## Exercise aim:
Will you give every entry again exactly as it stands?

=== Material for this exercise ===

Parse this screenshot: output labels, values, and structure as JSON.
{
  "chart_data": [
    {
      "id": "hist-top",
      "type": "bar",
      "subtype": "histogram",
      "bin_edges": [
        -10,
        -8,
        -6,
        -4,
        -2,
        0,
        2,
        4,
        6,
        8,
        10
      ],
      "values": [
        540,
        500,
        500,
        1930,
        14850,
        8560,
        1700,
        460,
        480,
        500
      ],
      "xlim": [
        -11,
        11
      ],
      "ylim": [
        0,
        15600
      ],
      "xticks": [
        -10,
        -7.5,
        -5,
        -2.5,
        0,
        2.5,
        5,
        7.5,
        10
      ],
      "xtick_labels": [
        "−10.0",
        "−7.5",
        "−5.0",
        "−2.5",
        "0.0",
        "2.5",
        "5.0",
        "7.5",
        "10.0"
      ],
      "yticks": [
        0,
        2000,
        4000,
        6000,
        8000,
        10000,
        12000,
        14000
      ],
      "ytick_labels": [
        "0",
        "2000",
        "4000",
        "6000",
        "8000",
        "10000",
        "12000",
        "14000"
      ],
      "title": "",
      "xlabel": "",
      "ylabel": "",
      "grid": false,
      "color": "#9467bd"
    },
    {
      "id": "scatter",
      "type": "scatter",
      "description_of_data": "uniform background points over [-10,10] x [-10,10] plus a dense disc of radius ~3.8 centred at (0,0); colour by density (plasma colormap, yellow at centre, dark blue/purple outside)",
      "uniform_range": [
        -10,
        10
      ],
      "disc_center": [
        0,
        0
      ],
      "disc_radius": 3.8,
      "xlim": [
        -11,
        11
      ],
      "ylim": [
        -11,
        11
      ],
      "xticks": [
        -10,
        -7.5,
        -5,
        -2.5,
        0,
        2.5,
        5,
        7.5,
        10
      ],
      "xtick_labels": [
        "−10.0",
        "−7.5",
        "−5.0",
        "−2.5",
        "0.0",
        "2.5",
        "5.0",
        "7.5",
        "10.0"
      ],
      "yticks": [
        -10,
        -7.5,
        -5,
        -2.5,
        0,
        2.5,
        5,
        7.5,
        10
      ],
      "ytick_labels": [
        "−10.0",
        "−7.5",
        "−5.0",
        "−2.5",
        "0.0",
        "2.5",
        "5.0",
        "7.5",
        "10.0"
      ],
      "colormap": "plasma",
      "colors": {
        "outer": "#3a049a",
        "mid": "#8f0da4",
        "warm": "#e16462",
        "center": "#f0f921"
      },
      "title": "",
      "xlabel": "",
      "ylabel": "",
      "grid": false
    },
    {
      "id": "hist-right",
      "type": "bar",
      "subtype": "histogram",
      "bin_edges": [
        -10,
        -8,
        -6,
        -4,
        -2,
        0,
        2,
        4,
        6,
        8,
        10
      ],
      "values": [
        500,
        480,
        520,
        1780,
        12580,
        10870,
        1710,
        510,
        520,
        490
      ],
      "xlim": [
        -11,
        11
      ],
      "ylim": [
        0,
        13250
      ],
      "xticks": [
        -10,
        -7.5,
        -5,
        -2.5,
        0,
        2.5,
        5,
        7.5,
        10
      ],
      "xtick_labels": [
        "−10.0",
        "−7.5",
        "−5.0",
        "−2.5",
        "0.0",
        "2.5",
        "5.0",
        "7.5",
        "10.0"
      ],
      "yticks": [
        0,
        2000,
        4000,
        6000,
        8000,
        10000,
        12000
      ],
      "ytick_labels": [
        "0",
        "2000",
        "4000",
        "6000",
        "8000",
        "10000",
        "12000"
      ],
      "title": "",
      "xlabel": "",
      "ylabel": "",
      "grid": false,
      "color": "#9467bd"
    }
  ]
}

===

## Complete output:
Parse this screenshot: output labels, values, and structure as JSON.
{
  "chart_data": [
    {
      "id": "hist-top",
      "type": "bar",
      "subtype": "histogram",
      "bin_edges": [
        -10,
        -8,
        -6,
        -4,
        -2,
        0,
        2,
        4,
        6,
        8,
        10
      ],
      "values": [
        540,
        500,
        500,
        1930,
        14850,
        8560,
        1700,
        460,
        480,
        500
      ],
      "xlim": [
        -11,
        11
      ],
      "ylim": [
        0,
        15600
      ],
      "xticks": [
        -10,
        -7.5,
        -5,
        -2.5,
        0,
        2.5,
        5,
        7.5,
        10
      ],
      "xtick_labels": [
        "−10.0",
        "−7.5",
        "−5.0",
        "−2.5",
        "0.0",
        "2.5",
        "5.0",
        "7.5",
        "10.0"
      ],
      "yticks": [
        0,
        2000,
        4000,
        6000,
        8000,
        10000,
        12000,
        14000
      ],
      "ytick_labels": [
        "0",
        "2000",
        "4000",
        "6000",
        "8000",
        "10000",
        "12000",
        "14000"
      ],
      "title": "",
      "xlabel": "",
      "ylabel": "",
      "grid": false,
      "color": "#9467bd"
    },
    {
      "id": "scatter",
      "type": "scatter",
      "description_of_data": "uniform background points over [-10,10] x [-10,10] plus a dense disc of radius ~3.8 centred at (0,0); colour by density (plasma colormap, yellow at centre, dark blue/purple outside)",
      "uniform_range": [
        -10,
        10
      ],
      "disc_center": [
        0,
        0
      ],
      "disc_radius": 3.8,
      "xlim": [
        -11,
        11
      ],
      "ylim": [
        -11,
        11
      ],
      "xticks": [
        -10,
        -7.5,
        -5,
        -2.5,
        0,
        2.5,
        5,
        7.5,
        10
      ],
      "xtick_labels": [
        "−10.0",
        "−7.5",
        "−5.0",
        "−2.5",
        "0.0",
        "2.5",
        "5.0",
        "7.5",
        "10.0"
      ],
      "yticks": [
        -10,
        -7.5,
        -5,
        -2.5,
        0,
        2.5,
        5,
        7.5,
        10
      ],
      "ytick_labels": [
        "−10.0",
        "−7.5",
        "−5.0",
        "−2.5",
        "0.0",
        "2.5",
        "5.0",
        "7.5",
        "10.0"
      ],
      "colormap": "plasma",
      "colors": {
        "outer": "#3a049a",
        "mid": "#8f0da4",
        "warm": "#e16462",
        "center": "#f0f921"
      },
      "title": "",
      "xlabel": "",
      "ylabel": "",
      "grid": false
    },
    {
      "id": "hist-right",
      "type": "bar",
      "subtype": "histogram",
      "bin_edges": [
        -10,
        -8,
        -6,
        -4,
        -2,
        0,
        2,
        4,
        6,
        8,
        10
      ],
      "values": [
        500,
        480,
        520,
        1780,
        12580,
        10870,
        1710,
        510,
        520,
        490
      ],
      "xlim": [
        -11,
        11
      ],
      "ylim": [
        0,
        13250
      ],
      "xticks": [
        -10,
        -7.5,
        -5,
        -2.5,
        0,
        2.5,
        5,
        7.5,
        10
      ],
      "xtick_labels": [
        "−10.0",
        "−7.5",
        "−5.0",
        "−2.5",
        "0.0",
        "2.5",
        "5.0",
        "7.5",
        "10.0"
      ],
      "yticks": [
        0,
        2000,
        4000,
        6000,
        8000,
        10000,
        12000
      ],
      "ytick_labels": [
        "0",
        "2000",
        "4000",
        "6000",
        "8000",
        "10000",
        "12000"
      ],
      "title": "",
      "xlabel": "",
      "ylabel": "",
      "grid": false,
      "color": "#9467bd"
    }
  ]
}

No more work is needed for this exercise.